WHAT IS NEEDED: The answer must be an exact printing of every record below, with the pictures omitted.

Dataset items
··········

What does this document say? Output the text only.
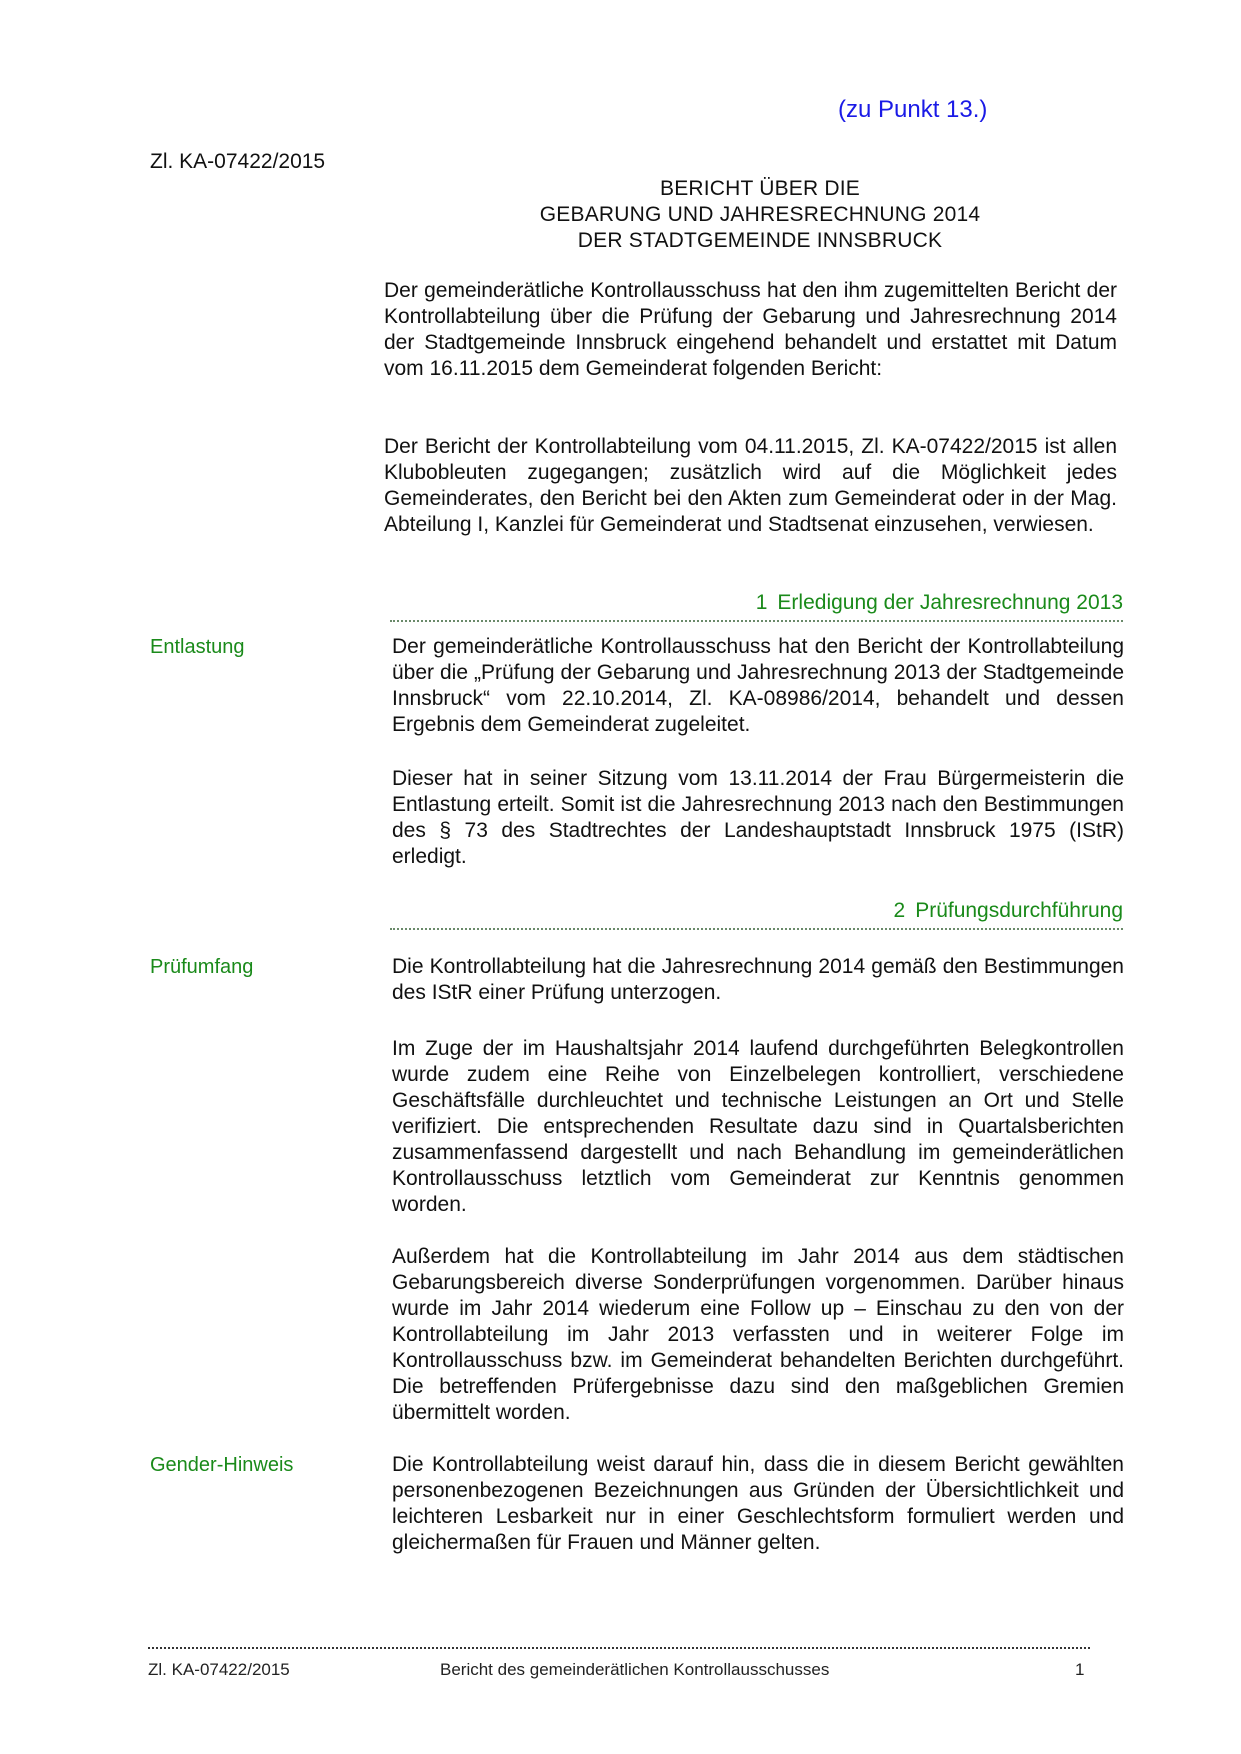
(zu Punkt 13.)
Zl. KA-07422/2015
BERICHT ÜBER DIE
GEBARUNG UND JAHRESRECHNUNG 2014
DER STADTGEMEINDE INNSBRUCK
Der gemeinderätliche Kontrollausschuss hat den ihm zugemittelten Bericht der Kontrollabteilung über die Prüfung der Gebarung und Jahresrechnung 2014 der Stadtgemeinde Innsbruck eingehend behandelt und erstattet mit Datum vom 16.11.2015 dem Gemeinderat folgenden Bericht:
Der Bericht der Kontrollabteilung vom 04.11.2015, Zl. KA-07422/2015 ist allen Klubobleuten zugegangen; zusätzlich wird auf die Möglichkeit jedes Gemeinderates, den Bericht bei den Akten zum Gemeinderat oder in der Mag. Abteilung I, Kanzlei für Gemeinderat und Stadtsenat einzusehen, verwiesen.
1 Erledigung der Jahresrechnung 2013
Entlastung	Der gemeinderätliche Kontrollausschuss hat den Bericht der Kontrollabteilung über die „Prüfung der Gebarung und Jahresrechnung 2013 der Stadtgemeinde Innsbruck“ vom 22.10.2014, Zl. KA-08986/2014, behandelt und dessen Ergebnis dem Gemeinderat zugeleitet.
Dieser hat in seiner Sitzung vom 13.11.2014 der Frau Bürgermeisterin die Entlastung erteilt. Somit ist die Jahresrechnung 2013 nach den Bestimmungen des § 73 des Stadtrechtes der Landeshauptstadt Innsbruck 1975 (IStR) erledigt.
2 Prüfungsdurchführung
Prüfumfang	Die Kontrollabteilung hat die Jahresrechnung 2014 gemäß den Bestimmungen des IStR einer Prüfung unterzogen.
Im Zuge der im Haushaltsjahr 2014 laufend durchgeführten Belegkontrollen wurde zudem eine Reihe von Einzelbelegen kontrolliert, verschiedene Geschäftsfälle durchleuchtet und technische Leistungen an Ort und Stelle verifiziert. Die entsprechenden Resultate dazu sind in Quartalsberichten zusammenfassend dargestellt und nach Behandlung im gemeinderätlichen Kontrollausschuss letztlich vom Gemeinderat zur Kenntnis genommen worden.
Außerdem hat die Kontrollabteilung im Jahr 2014 aus dem städtischen Gebarungsbereich diverse Sonderprüfungen vorgenommen. Darüber hinaus wurde im Jahr 2014 wiederum eine Follow up – Einschau zu den von der Kontrollabteilung im Jahr 2013 verfassten und in weiterer Folge im Kontrollausschuss bzw. im Gemeinderat behandelten Berichten durchgeführt. Die betreffenden Prüfergebnisse dazu sind den maßgeblichen Gremien übermittelt worden.
Gender-Hinweis	Die Kontrollabteilung weist darauf hin, dass die in diesem Bericht gewählten personenbezogenen Bezeichnungen aus Gründen der Übersichtlichkeit und leichteren Lesbarkeit nur in einer Geschlechtsform formuliert werden und gleichermaßen für Frauen und Männer gelten.
Zl. KA-07422/2015	Bericht des gemeinderätlichen Kontrollausschusses	1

··········

ANSWER TO THIS PROBLEM:
What does this document say? Output the text only.
(zu Punkt 13.)
Zl. KA-07422/2015
BERICHT ÜBER DIE
GEBARUNG UND JAHRESRECHNUNG 2014
DER STADTGEMEINDE INNSBRUCK
Der gemeinderätliche Kontrollausschuss hat den ihm zugemittelten Bericht der Kontrollabteilung über die Prüfung der Gebarung und Jahresrechnung 2014 der Stadtgemeinde Innsbruck eingehend behandelt und erstattet mit Datum vom 16.11.2015 dem Gemeinderat folgenden Bericht:
Der Bericht der Kontrollabteilung vom 04.11.2015, Zl. KA-07422/2015 ist allen Klubobleuten zugegangen; zusätzlich wird auf die Möglichkeit jedes Gemeinderates, den Bericht bei den Akten zum Gemeinderat oder in der Mag. Abteilung I, Kanzlei für Gemeinderat und Stadtsenat einzusehen, verwiesen.
1 Erledigung der Jahresrechnung 2013
Entlastung	Der gemeinderätliche Kontrollausschuss hat den Bericht der Kontrollabteilung über die „Prüfung der Gebarung und Jahresrechnung 2013 der Stadtgemeinde Innsbruck“ vom 22.10.2014, Zl. KA-08986/2014, behandelt und dessen Ergebnis dem Gemeinderat zugeleitet.
Dieser hat in seiner Sitzung vom 13.11.2014 der Frau Bürgermeisterin die Entlastung erteilt. Somit ist die Jahresrechnung 2013 nach den Bestimmungen des § 73 des Stadtrechtes der Landeshauptstadt Innsbruck 1975 (IStR) erledigt.
2 Prüfungsdurchführung
Prüfumfang	Die Kontrollabteilung hat die Jahresrechnung 2014 gemäß den Bestimmungen des IStR einer Prüfung unterzogen.
Im Zuge der im Haushaltsjahr 2014 laufend durchgeführten Belegkontrollen wurde zudem eine Reihe von Einzelbelegen kontrolliert, verschiedene Geschäftsfälle durchleuchtet und technische Leistungen an Ort und Stelle verifiziert. Die entsprechenden Resultate dazu sind in Quartalsberichten zusammenfassend dargestellt und nach Behandlung im gemeinderätlichen Kontrollausschuss letztlich vom Gemeinderat zur Kenntnis genommen worden.
Außerdem hat die Kontrollabteilung im Jahr 2014 aus dem städtischen Gebarungsbereich diverse Sonderprüfungen vorgenommen. Darüber hinaus wurde im Jahr 2014 wiederum eine Follow up – Einschau zu den von der Kontrollabteilung im Jahr 2013 verfassten und in weiterer Folge im Kontrollausschuss bzw. im Gemeinderat behandelten Berichten durchgeführt. Die betreffenden Prüfergebnisse dazu sind den maßgeblichen Gremien übermittelt worden.
Gender-Hinweis	Die Kontrollabteilung weist darauf hin, dass die in diesem Bericht gewählten personenbezogenen Bezeichnungen aus Gründen der Übersichtlichkeit und leichteren Lesbarkeit nur in einer Geschlechtsform formuliert werden und gleichermaßen für Frauen und Männer gelten.
Zl. KA-07422/2015	Bericht des gemeinderätlichen Kontrollausschusses	1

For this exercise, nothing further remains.